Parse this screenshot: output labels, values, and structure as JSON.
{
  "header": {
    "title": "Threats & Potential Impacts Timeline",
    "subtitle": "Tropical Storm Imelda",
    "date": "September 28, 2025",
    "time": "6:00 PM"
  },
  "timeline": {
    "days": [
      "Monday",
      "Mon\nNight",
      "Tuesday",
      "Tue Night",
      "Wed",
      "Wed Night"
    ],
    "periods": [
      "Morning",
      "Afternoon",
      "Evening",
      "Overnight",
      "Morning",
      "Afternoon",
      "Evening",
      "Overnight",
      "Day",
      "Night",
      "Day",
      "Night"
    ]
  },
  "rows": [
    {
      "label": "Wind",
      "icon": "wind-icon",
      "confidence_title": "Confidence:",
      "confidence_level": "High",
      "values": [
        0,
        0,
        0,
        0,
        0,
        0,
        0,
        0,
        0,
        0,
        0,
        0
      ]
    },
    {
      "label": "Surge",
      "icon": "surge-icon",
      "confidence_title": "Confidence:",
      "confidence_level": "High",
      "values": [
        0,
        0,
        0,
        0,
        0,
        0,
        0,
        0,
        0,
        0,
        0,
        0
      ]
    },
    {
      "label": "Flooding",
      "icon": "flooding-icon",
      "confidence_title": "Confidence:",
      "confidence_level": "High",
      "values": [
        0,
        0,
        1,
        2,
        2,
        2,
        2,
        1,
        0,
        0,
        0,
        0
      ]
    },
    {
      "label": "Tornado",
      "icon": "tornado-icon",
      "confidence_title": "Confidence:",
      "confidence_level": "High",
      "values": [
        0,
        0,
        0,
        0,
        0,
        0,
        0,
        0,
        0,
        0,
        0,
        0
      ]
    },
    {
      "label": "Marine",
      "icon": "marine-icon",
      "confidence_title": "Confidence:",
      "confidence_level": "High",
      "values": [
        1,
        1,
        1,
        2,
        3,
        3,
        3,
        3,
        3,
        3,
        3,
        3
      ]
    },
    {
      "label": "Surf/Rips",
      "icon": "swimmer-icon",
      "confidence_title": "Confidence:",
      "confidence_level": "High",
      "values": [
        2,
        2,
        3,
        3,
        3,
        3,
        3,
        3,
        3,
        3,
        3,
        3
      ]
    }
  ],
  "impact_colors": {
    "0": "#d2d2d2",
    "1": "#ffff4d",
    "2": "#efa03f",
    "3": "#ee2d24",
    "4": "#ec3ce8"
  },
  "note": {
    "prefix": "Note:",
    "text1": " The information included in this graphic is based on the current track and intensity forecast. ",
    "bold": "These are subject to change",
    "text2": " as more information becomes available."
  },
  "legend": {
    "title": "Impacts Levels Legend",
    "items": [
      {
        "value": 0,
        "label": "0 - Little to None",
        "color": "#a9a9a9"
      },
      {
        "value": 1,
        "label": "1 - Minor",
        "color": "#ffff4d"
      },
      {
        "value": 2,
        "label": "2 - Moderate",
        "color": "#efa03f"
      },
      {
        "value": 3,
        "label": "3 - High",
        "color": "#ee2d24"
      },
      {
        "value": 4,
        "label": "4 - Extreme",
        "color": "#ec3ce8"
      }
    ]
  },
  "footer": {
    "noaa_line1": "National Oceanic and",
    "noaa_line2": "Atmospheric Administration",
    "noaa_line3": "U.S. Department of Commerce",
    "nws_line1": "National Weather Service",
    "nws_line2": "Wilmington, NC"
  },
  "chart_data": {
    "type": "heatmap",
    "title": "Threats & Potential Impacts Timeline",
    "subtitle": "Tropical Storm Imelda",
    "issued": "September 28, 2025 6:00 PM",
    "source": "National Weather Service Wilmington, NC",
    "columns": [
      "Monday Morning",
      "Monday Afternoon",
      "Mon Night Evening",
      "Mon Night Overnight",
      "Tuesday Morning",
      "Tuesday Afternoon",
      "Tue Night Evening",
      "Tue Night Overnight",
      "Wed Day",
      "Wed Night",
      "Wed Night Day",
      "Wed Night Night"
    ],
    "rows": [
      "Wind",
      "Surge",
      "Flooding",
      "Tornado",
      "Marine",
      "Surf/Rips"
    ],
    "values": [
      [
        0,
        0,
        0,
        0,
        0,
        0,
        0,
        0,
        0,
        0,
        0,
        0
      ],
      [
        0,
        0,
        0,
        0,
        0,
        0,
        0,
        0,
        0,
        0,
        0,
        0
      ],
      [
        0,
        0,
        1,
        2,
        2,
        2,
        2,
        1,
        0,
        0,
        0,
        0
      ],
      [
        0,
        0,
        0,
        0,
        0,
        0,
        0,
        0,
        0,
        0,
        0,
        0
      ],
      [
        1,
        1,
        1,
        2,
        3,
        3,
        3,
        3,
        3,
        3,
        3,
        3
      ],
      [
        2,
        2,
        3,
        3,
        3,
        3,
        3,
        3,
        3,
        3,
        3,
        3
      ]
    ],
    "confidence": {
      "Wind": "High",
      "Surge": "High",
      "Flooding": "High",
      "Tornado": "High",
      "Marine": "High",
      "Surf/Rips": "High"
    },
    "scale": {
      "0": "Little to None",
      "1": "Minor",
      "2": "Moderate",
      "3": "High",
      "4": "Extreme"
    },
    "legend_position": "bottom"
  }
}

○ ○ ○ ○

PROBLEM – Output the full listing without altering anything.

FULL SOLUTION –
Parse this screenshot: output labels, values, and structure as JSON.
{
  "header": {
    "title": "Threats & Potential Impacts Timeline",
    "subtitle": "Tropical Storm Imelda",
    "date": "September 28, 2025",
    "time": "6:00 PM"
  },
  "timeline": {
    "days": [
      "Monday",
      "Mon\nNight",
      "Tuesday",
      "Tue Night",
      "Wed",
      "Wed Night"
    ],
    "periods": [
      "Morning",
      "Afternoon",
      "Evening",
      "Overnight",
      "Morning",
      "Afternoon",
      "Evening",
      "Overnight",
      "Day",
      "Night",
      "Day",
      "Night"
    ]
  },
  "rows": [
    {
      "label": "Wind",
      "icon": "wind-icon",
      "confidence_title": "Confidence:",
      "confidence_level": "High",
      "values": [
        0,
        0,
        0,
        0,
        0,
        0,
        0,
        0,
        0,
        0,
        0,
        0
      ]
    },
    {
      "label": "Surge",
      "icon": "surge-icon",
      "confidence_title": "Confidence:",
      "confidence_level": "High",
      "values": [
        0,
        0,
        0,
        0,
        0,
        0,
        0,
        0,
        0,
        0,
        0,
        0
      ]
    },
    {
      "label": "Flooding",
      "icon": "flooding-icon",
      "confidence_title": "Confidence:",
      "confidence_level": "High",
      "values": [
        0,
        0,
        1,
        2,
        2,
        2,
        2,
        1,
        0,
        0,
        0,
        0
      ]
    },
    {
      "label": "Tornado",
      "icon": "tornado-icon",
      "confidence_title": "Confidence:",
      "confidence_level": "High",
      "values": [
        0,
        0,
        0,
        0,
        0,
        0,
        0,
        0,
        0,
        0,
        0,
        0
      ]
    },
    {
      "label": "Marine",
      "icon": "marine-icon",
      "confidence_title": "Confidence:",
      "confidence_level": "High",
      "values": [
        1,
        1,
        1,
        2,
        3,
        3,
        3,
        3,
        3,
        3,
        3,
        3
      ]
    },
    {
      "label": "Surf/Rips",
      "icon": "swimmer-icon",
      "confidence_title": "Confidence:",
      "confidence_level": "High",
      "values": [
        2,
        2,
        3,
        3,
        3,
        3,
        3,
        3,
        3,
        3,
        3,
        3
      ]
    }
  ],
  "impact_colors": {
    "0": "#d2d2d2",
    "1": "#ffff4d",
    "2": "#efa03f",
    "3": "#ee2d24",
    "4": "#ec3ce8"
  },
  "note": {
    "prefix": "Note:",
    "text1": " The information included in this graphic is based on the current track and intensity forecast. ",
    "bold": "These are subject to change",
    "text2": " as more information becomes available."
  },
  "legend": {
    "title": "Impacts Levels Legend",
    "items": [
      {
        "value": 0,
        "label": "0 - Little to None",
        "color": "#a9a9a9"
      },
      {
        "value": 1,
        "label": "1 - Minor",
        "color": "#ffff4d"
      },
      {
        "value": 2,
        "label": "2 - Moderate",
        "color": "#efa03f"
      },
      {
        "value": 3,
        "label": "3 - High",
        "color": "#ee2d24"
      },
      {
        "value": 4,
        "label": "4 - Extreme",
        "color": "#ec3ce8"
      }
    ]
  },
  "footer": {
    "noaa_line1": "National Oceanic and",
    "noaa_line2": "Atmospheric Administration",
    "noaa_line3": "U.S. Department of Commerce",
    "nws_line1": "National Weather Service",
    "nws_line2": "Wilmington, NC"
  },
  "chart_data": {
    "type": "heatmap",
    "title": "Threats & Potential Impacts Timeline",
    "subtitle": "Tropical Storm Imelda",
    "issued": "September 28, 2025 6:00 PM",
    "source": "National Weather Service Wilmington, NC",
    "columns": [
      "Monday Morning",
      "Monday Afternoon",
      "Mon Night Evening",
      "Mon Night Overnight",
      "Tuesday Morning",
      "Tuesday Afternoon",
      "Tue Night Evening",
      "Tue Night Overnight",
      "Wed Day",
      "Wed Night",
      "Wed Night Day",
      "Wed Night Night"
    ],
    "rows": [
      "Wind",
      "Surge",
      "Flooding",
      "Tornado",
      "Marine",
      "Surf/Rips"
    ],
    "values": [
      [
        0,
        0,
        0,
        0,
        0,
        0,
        0,
        0,
        0,
        0,
        0,
        0
      ],
      [
        0,
        0,
        0,
        0,
        0,
        0,
        0,
        0,
        0,
        0,
        0,
        0
      ],
      [
        0,
        0,
        1,
        2,
        2,
        2,
        2,
        1,
        0,
        0,
        0,
        0
      ],
      [
        0,
        0,
        0,
        0,
        0,
        0,
        0,
        0,
        0,
        0,
        0,
        0
      ],
      [
        1,
        1,
        1,
        2,
        3,
        3,
        3,
        3,
        3,
        3,
        3,
        3
      ],
      [
        2,
        2,
        3,
        3,
        3,
        3,
        3,
        3,
        3,
        3,
        3,
        3
      ]
    ],
    "confidence": {
      "Wind": "High",
      "Surge": "High",
      "Flooding": "High",
      "Tornado": "High",
      "Marine": "High",
      "Surf/Rips": "High"
    },
    "scale": {
      "0": "Little to None",
      "1": "Minor",
      "2": "Moderate",
      "3": "High",
      "4": "Extreme"
    },
    "legend_position": "bottom"
  }
}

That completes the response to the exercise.